_PROBLEM REQUIREMENTS_.
Return each line of the records with nothing changed, pictures excepted.

** START EXTRACTED DATA **

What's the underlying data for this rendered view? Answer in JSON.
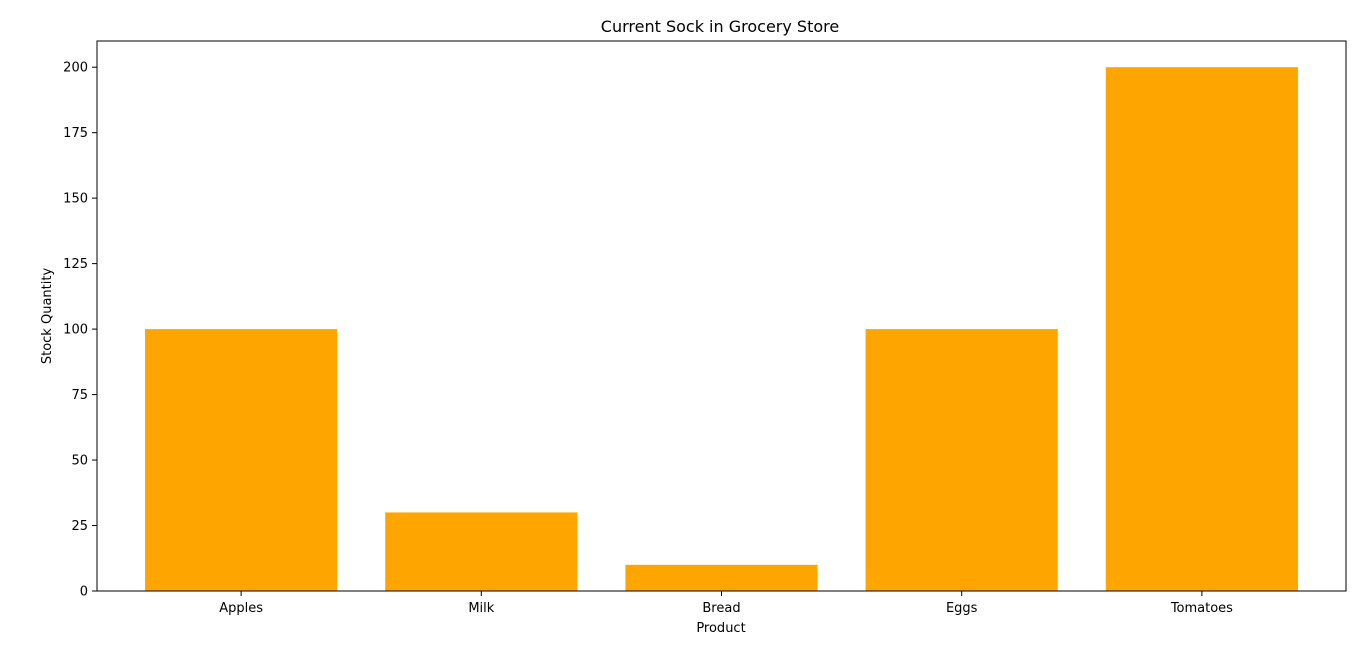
{
  "chart_data": {
    "type": "bar",
    "title": "Current Sock in Grocery Store",
    "xlabel": "Product",
    "ylabel": "Stock Quantity",
    "categories": [
      "Apples",
      "Milk",
      "Bread",
      "Eggs",
      "Tomatoes"
    ],
    "values": [
      100,
      30,
      10,
      100,
      200
    ],
    "ylim": [
      0,
      210
    ],
    "yticks": [
      0,
      25,
      50,
      75,
      100,
      125,
      150,
      175,
      200
    ],
    "bar_color": "#ffa500",
    "grid": false,
    "legend": "none"
  }
}
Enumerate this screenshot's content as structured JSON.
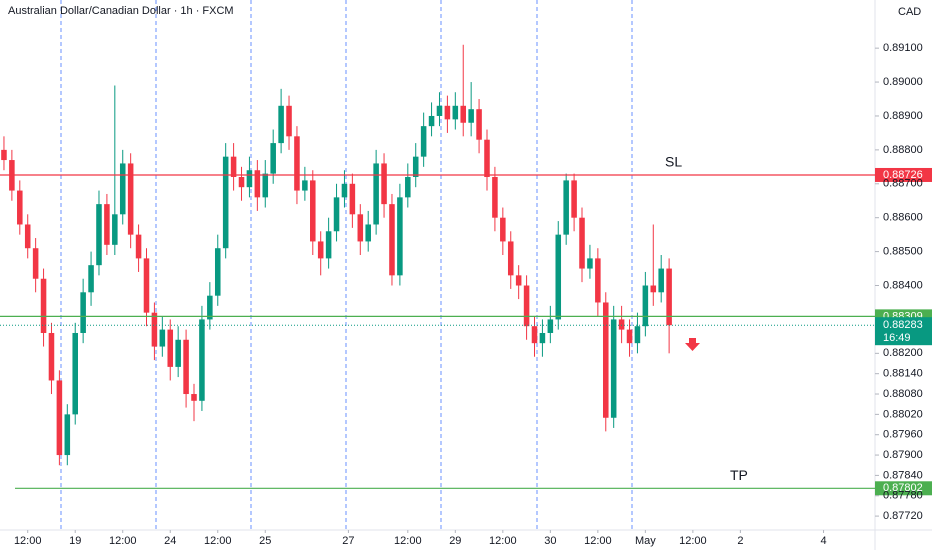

** END EXTRACTED DATA **

_CORRECT OUTPUT_.
What's the underlying data for this rendered view? Answer in JSON.
{
  "chart_data": {
    "type": "bar",
    "title": "Current Sock in Grocery Store",
    "xlabel": "Product",
    "ylabel": "Stock Quantity",
    "categories": [
      "Apples",
      "Milk",
      "Bread",
      "Eggs",
      "Tomatoes"
    ],
    "values": [
      100,
      30,
      10,
      100,
      200
    ],
    "ylim": [
      0,
      210
    ],
    "yticks": [
      0,
      25,
      50,
      75,
      100,
      125,
      150,
      175,
      200
    ],
    "bar_color": "#ffa500",
    "grid": false,
    "legend": "none"
  }
}
Enumerate this screenshot's content as structured JSON.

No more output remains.